* Start Records provided *

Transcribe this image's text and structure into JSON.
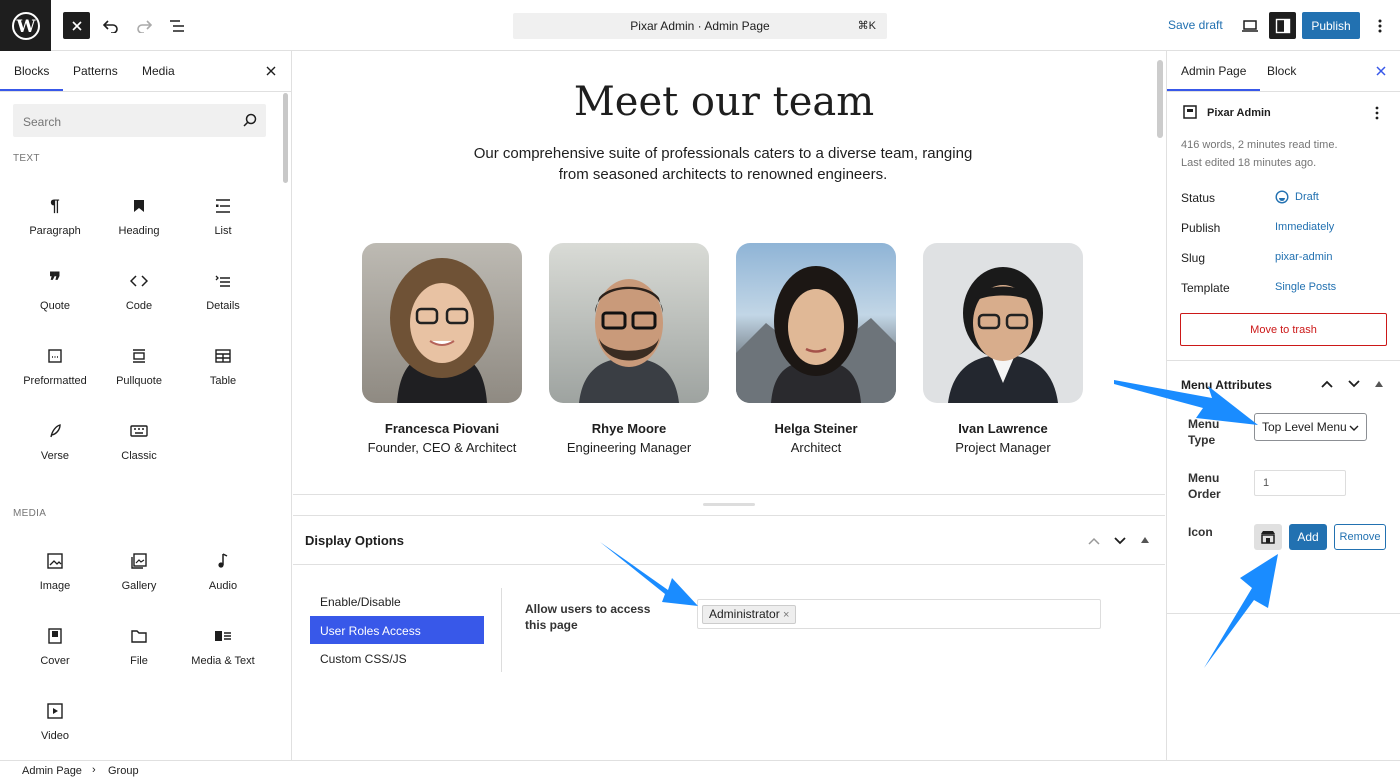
{
  "topbar": {
    "doc_title": "Pixar Admin · Admin Page",
    "shortcut": "⌘K",
    "save_draft": "Save draft",
    "publish": "Publish"
  },
  "inserter": {
    "tabs": [
      "Blocks",
      "Patterns",
      "Media"
    ],
    "search_placeholder": "Search",
    "sections": [
      "TEXT",
      "MEDIA"
    ],
    "text_blocks": [
      "Paragraph",
      "Heading",
      "List",
      "Quote",
      "Code",
      "Details",
      "Preformatted",
      "Pullquote",
      "Table",
      "Verse",
      "Classic"
    ],
    "media_blocks": [
      "Image",
      "Gallery",
      "Audio",
      "Cover",
      "File",
      "Media & Text",
      "Video"
    ]
  },
  "canvas": {
    "heading": "Meet our team",
    "lead": "Our comprehensive suite of professionals caters to a diverse team, ranging from seasoned architects to renowned engineers.",
    "team": [
      {
        "name": "Francesca Piovani",
        "role": "Founder, CEO & Architect"
      },
      {
        "name": "Rhye Moore",
        "role": "Engineering Manager"
      },
      {
        "name": "Helga Steiner",
        "role": "Architect"
      },
      {
        "name": "Ivan Lawrence",
        "role": "Project Manager"
      }
    ]
  },
  "display_options": {
    "title": "Display Options",
    "tabs": [
      "Enable/Disable",
      "User Roles Access",
      "Custom CSS/JS"
    ],
    "field_label": "Allow users to access this page",
    "tag": "Administrator",
    "tag_remove": "×"
  },
  "settings": {
    "tabs": [
      "Admin Page",
      "Block"
    ],
    "site_name": "Pixar Admin",
    "word_count": "416 words, 2 minutes read time.",
    "last_edited": "Last edited 18 minutes ago.",
    "rows": [
      {
        "label": "Status",
        "value": "Draft"
      },
      {
        "label": "Publish",
        "value": "Immediately"
      },
      {
        "label": "Slug",
        "value": "pixar-admin"
      },
      {
        "label": "Template",
        "value": "Single Posts"
      }
    ],
    "trash": "Move to trash",
    "menu_attributes": "Menu Attributes",
    "menu_type_label": "Menu Type",
    "menu_type_value": "Top Level Menu",
    "menu_order_label": "Menu Order",
    "menu_order_value": "1",
    "icon_label": "Icon",
    "add": "Add",
    "remove": "Remove"
  },
  "breadcrumb": [
    "Admin Page",
    "Group"
  ],
  "colors": {
    "accent": "#3858e9",
    "wp_blue": "#2271b1",
    "annotation_arrow": "#1a8cff"
  }
}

* End Records provided *

> **Your task**: Repeat each entry precisely as it appears. Leave the pictures out.

> **Exercise output**:
Transcribe this image's text and structure into JSON.
{
  "topbar": {
    "doc_title": "Pixar Admin · Admin Page",
    "shortcut": "⌘K",
    "save_draft": "Save draft",
    "publish": "Publish"
  },
  "inserter": {
    "tabs": [
      "Blocks",
      "Patterns",
      "Media"
    ],
    "search_placeholder": "Search",
    "sections": [
      "TEXT",
      "MEDIA"
    ],
    "text_blocks": [
      "Paragraph",
      "Heading",
      "List",
      "Quote",
      "Code",
      "Details",
      "Preformatted",
      "Pullquote",
      "Table",
      "Verse",
      "Classic"
    ],
    "media_blocks": [
      "Image",
      "Gallery",
      "Audio",
      "Cover",
      "File",
      "Media & Text",
      "Video"
    ]
  },
  "canvas": {
    "heading": "Meet our team",
    "lead": "Our comprehensive suite of professionals caters to a diverse team, ranging from seasoned architects to renowned engineers.",
    "team": [
      {
        "name": "Francesca Piovani",
        "role": "Founder, CEO & Architect"
      },
      {
        "name": "Rhye Moore",
        "role": "Engineering Manager"
      },
      {
        "name": "Helga Steiner",
        "role": "Architect"
      },
      {
        "name": "Ivan Lawrence",
        "role": "Project Manager"
      }
    ]
  },
  "display_options": {
    "title": "Display Options",
    "tabs": [
      "Enable/Disable",
      "User Roles Access",
      "Custom CSS/JS"
    ],
    "field_label": "Allow users to access this page",
    "tag": "Administrator",
    "tag_remove": "×"
  },
  "settings": {
    "tabs": [
      "Admin Page",
      "Block"
    ],
    "site_name": "Pixar Admin",
    "word_count": "416 words, 2 minutes read time.",
    "last_edited": "Last edited 18 minutes ago.",
    "rows": [
      {
        "label": "Status",
        "value": "Draft"
      },
      {
        "label": "Publish",
        "value": "Immediately"
      },
      {
        "label": "Slug",
        "value": "pixar-admin"
      },
      {
        "label": "Template",
        "value": "Single Posts"
      }
    ],
    "trash": "Move to trash",
    "menu_attributes": "Menu Attributes",
    "menu_type_label": "Menu Type",
    "menu_type_value": "Top Level Menu",
    "menu_order_label": "Menu Order",
    "menu_order_value": "1",
    "icon_label": "Icon",
    "add": "Add",
    "remove": "Remove"
  },
  "breadcrumb": [
    "Admin Page",
    "Group"
  ],
  "colors": {
    "accent": "#3858e9",
    "wp_blue": "#2271b1",
    "annotation_arrow": "#1a8cff"
  }
}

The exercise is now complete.